### SUPPLIED INFORMATION

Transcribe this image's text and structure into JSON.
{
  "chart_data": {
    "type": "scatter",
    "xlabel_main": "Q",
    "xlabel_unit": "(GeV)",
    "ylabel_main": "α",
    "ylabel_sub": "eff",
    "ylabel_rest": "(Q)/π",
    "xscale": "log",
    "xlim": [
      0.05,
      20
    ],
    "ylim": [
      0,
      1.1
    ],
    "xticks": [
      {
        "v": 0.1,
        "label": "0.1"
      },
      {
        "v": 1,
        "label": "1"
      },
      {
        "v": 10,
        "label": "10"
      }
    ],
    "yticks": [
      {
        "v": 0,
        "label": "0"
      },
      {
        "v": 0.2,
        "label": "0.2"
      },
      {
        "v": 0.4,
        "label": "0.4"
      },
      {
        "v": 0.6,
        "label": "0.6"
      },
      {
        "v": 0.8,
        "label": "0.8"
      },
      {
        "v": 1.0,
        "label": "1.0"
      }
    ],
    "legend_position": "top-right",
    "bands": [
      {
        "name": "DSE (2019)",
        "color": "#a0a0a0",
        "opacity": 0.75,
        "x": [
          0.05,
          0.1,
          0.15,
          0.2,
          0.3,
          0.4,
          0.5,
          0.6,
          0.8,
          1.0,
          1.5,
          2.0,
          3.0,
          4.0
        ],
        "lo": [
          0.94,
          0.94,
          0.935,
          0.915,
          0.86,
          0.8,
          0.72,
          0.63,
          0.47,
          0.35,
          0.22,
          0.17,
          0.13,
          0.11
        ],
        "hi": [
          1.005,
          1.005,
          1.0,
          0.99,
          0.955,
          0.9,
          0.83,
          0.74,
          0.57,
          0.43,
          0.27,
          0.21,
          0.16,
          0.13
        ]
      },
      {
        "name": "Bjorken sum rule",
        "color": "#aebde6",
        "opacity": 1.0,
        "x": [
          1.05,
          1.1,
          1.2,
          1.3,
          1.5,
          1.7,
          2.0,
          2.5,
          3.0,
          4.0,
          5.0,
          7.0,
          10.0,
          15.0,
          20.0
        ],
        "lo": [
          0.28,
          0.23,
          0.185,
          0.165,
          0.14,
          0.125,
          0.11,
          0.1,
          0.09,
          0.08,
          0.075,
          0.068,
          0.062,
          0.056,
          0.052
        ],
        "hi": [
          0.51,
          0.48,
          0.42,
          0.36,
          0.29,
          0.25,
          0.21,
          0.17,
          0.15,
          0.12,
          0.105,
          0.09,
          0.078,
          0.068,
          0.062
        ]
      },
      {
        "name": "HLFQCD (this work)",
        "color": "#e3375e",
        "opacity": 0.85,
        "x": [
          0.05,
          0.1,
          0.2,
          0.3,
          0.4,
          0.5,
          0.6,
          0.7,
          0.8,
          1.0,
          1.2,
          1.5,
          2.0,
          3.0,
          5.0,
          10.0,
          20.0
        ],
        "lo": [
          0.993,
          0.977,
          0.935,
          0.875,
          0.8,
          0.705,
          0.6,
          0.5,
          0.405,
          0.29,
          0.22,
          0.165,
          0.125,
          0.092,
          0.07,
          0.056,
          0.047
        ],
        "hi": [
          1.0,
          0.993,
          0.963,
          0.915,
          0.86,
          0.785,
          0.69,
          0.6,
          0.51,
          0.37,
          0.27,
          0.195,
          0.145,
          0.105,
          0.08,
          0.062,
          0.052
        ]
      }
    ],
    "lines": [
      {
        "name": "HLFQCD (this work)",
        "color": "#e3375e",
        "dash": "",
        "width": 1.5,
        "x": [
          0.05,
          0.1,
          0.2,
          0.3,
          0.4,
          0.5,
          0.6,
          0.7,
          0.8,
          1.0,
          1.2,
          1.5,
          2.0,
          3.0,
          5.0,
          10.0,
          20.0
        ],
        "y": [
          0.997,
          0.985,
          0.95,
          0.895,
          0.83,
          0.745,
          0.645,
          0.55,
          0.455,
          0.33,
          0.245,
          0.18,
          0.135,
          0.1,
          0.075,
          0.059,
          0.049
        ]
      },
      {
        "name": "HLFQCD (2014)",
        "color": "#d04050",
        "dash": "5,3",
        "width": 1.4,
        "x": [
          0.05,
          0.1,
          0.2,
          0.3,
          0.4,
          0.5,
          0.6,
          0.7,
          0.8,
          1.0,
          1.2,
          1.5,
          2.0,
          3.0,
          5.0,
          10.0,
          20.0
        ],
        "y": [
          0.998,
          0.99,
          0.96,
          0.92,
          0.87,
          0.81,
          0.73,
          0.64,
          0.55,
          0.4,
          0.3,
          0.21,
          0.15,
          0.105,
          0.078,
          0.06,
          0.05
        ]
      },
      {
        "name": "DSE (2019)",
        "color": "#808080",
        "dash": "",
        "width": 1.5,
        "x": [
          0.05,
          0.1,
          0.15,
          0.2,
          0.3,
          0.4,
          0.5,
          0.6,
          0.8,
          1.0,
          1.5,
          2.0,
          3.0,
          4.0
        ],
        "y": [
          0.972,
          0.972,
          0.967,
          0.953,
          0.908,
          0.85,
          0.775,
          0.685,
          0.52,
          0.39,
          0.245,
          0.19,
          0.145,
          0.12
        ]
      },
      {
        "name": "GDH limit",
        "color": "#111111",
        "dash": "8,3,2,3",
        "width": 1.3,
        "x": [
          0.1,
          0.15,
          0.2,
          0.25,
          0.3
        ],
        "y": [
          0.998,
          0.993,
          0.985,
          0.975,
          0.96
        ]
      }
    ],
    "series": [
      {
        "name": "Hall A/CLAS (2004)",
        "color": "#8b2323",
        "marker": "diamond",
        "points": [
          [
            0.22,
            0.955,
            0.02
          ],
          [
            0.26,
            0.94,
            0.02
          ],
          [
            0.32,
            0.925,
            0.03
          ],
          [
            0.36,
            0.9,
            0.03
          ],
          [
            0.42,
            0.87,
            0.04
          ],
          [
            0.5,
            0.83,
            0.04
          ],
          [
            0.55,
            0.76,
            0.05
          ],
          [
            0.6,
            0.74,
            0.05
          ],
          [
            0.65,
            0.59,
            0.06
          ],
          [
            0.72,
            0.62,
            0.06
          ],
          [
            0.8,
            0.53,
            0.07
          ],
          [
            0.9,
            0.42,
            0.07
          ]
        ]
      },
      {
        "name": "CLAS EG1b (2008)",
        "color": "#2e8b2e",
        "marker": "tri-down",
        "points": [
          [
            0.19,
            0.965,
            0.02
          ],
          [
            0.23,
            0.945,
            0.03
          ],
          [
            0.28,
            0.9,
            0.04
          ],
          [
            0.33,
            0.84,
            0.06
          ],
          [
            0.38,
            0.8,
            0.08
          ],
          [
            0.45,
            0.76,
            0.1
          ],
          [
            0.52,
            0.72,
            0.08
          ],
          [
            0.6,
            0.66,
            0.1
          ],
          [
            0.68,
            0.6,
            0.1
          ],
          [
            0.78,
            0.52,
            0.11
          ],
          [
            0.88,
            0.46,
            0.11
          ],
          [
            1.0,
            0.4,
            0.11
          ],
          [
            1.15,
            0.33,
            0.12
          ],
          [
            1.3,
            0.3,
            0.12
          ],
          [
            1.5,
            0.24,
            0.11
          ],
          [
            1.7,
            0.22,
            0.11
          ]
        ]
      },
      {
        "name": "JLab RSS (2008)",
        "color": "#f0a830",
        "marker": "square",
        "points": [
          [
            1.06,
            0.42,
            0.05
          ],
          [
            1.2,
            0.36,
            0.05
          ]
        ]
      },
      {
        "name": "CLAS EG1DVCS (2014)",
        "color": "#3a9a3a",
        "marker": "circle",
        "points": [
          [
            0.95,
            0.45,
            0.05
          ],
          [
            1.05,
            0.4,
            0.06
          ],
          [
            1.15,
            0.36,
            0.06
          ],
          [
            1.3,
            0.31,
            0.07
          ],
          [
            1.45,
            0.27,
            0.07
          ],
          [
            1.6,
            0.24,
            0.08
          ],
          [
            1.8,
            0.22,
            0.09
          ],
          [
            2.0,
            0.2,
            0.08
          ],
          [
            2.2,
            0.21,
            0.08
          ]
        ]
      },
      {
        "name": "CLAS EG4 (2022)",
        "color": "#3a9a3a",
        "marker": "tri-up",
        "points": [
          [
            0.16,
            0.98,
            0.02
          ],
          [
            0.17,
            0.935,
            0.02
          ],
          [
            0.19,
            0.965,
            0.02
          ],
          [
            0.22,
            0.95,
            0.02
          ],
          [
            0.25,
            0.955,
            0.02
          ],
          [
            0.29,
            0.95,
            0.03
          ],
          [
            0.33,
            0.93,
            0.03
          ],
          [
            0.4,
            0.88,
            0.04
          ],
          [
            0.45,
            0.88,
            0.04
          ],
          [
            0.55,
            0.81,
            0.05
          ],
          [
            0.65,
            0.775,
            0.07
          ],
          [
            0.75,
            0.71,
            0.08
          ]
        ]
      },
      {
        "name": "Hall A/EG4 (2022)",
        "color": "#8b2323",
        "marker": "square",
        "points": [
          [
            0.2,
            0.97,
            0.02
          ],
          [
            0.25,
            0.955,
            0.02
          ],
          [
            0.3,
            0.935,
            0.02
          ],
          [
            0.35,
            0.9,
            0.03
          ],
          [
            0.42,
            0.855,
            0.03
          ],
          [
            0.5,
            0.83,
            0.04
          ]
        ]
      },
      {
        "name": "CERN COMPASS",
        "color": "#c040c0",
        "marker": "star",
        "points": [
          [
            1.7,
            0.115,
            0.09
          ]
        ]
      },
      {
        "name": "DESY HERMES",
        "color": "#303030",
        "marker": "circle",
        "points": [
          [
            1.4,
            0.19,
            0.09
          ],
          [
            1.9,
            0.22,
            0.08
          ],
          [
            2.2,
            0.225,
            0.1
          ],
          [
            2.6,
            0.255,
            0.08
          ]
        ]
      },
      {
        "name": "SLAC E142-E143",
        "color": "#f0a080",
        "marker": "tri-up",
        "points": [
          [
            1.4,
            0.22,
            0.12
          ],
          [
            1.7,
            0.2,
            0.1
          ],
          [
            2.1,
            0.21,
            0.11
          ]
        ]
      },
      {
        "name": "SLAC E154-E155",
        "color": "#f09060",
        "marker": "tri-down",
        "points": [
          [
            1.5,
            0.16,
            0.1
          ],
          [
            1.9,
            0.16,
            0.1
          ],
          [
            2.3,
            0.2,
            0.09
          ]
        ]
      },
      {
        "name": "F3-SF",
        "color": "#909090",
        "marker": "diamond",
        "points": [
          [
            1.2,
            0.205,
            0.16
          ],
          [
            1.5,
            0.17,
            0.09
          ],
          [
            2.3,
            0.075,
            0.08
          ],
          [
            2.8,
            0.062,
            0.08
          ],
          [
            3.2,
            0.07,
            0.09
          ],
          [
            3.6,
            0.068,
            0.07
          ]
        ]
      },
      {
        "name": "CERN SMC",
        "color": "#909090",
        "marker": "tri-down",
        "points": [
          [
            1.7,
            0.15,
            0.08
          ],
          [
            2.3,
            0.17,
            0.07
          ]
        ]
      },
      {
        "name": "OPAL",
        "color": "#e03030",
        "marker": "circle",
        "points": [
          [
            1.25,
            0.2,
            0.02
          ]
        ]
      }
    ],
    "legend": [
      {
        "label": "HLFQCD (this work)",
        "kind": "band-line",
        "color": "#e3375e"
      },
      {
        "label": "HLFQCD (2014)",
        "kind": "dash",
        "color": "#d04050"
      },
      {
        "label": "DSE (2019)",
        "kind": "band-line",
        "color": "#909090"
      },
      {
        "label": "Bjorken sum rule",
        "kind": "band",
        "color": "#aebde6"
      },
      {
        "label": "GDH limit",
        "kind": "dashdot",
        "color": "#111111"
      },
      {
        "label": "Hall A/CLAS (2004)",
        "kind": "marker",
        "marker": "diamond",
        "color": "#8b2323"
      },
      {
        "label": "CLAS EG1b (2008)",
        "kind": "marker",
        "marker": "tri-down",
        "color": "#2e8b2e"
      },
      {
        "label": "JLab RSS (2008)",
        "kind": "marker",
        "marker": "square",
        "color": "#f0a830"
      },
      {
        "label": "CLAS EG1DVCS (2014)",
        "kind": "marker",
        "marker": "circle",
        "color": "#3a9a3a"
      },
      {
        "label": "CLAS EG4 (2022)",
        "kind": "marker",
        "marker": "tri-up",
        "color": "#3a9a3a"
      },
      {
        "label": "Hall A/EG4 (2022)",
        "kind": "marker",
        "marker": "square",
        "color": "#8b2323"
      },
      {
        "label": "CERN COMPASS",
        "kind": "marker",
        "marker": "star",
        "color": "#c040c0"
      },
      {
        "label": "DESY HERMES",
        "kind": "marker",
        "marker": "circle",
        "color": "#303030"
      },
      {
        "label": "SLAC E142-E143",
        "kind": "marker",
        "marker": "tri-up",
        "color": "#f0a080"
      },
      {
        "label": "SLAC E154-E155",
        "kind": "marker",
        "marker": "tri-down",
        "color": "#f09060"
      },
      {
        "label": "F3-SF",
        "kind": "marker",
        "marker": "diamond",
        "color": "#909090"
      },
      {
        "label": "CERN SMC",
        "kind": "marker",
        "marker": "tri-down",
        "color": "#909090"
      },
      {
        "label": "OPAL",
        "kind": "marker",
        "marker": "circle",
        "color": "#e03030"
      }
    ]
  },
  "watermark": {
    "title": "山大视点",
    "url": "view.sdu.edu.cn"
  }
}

######
### SUPPLIED INFORMATION

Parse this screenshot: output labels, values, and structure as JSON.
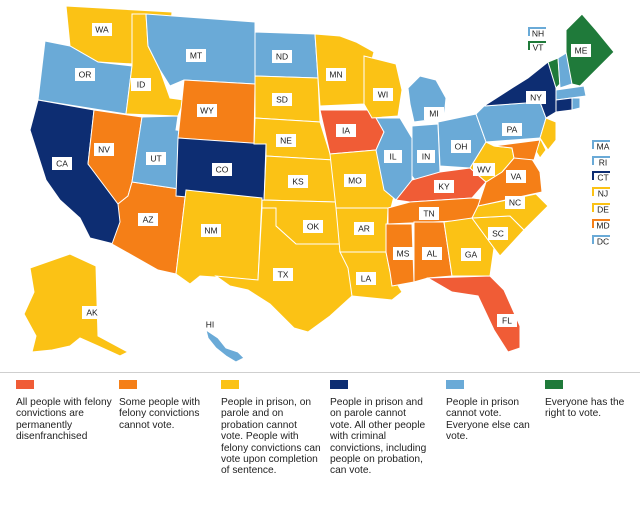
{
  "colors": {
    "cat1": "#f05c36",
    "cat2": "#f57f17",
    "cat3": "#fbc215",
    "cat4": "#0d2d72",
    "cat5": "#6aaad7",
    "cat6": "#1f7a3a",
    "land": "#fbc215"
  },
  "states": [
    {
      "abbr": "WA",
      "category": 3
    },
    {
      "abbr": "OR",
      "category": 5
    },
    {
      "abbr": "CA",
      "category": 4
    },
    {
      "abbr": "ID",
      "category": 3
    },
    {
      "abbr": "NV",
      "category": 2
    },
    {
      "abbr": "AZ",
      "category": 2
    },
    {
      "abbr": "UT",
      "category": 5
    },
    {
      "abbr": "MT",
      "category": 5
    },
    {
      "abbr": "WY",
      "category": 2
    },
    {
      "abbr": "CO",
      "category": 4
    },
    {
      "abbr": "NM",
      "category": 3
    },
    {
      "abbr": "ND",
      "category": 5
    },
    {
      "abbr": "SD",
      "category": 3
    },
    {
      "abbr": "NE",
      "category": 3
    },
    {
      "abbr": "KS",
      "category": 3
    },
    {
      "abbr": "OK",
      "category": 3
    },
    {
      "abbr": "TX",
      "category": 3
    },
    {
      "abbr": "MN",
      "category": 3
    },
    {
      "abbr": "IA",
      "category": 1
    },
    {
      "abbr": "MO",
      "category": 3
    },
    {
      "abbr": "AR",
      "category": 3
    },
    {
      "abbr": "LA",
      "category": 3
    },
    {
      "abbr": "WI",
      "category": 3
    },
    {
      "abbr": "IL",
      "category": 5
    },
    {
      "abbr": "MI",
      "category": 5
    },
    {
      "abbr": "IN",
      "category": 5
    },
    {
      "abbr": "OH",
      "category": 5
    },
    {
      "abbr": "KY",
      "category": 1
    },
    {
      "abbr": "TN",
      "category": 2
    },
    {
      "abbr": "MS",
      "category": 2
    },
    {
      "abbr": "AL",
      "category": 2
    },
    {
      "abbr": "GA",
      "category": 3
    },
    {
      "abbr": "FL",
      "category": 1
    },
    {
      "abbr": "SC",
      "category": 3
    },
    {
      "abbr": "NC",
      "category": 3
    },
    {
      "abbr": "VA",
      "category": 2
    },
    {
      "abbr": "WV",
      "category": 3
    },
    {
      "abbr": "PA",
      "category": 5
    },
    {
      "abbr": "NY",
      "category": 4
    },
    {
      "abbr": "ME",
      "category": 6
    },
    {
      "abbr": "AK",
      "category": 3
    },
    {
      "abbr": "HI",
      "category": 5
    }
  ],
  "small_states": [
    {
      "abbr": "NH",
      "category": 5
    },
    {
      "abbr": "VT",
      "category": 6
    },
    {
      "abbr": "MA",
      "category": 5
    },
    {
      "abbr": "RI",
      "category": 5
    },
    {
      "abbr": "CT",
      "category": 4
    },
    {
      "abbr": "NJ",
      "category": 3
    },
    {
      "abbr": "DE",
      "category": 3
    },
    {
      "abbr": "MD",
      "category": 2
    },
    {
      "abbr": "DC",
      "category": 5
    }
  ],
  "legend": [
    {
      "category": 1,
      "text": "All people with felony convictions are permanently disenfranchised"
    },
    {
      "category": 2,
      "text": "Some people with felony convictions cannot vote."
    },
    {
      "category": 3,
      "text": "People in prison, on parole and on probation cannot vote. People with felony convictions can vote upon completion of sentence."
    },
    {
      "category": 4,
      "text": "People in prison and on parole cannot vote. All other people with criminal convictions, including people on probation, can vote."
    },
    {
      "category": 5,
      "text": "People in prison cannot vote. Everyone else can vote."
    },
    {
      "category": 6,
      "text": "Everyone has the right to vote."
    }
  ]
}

######

Of the lines in this data, how many contain "vote"? Reply with only the number.

5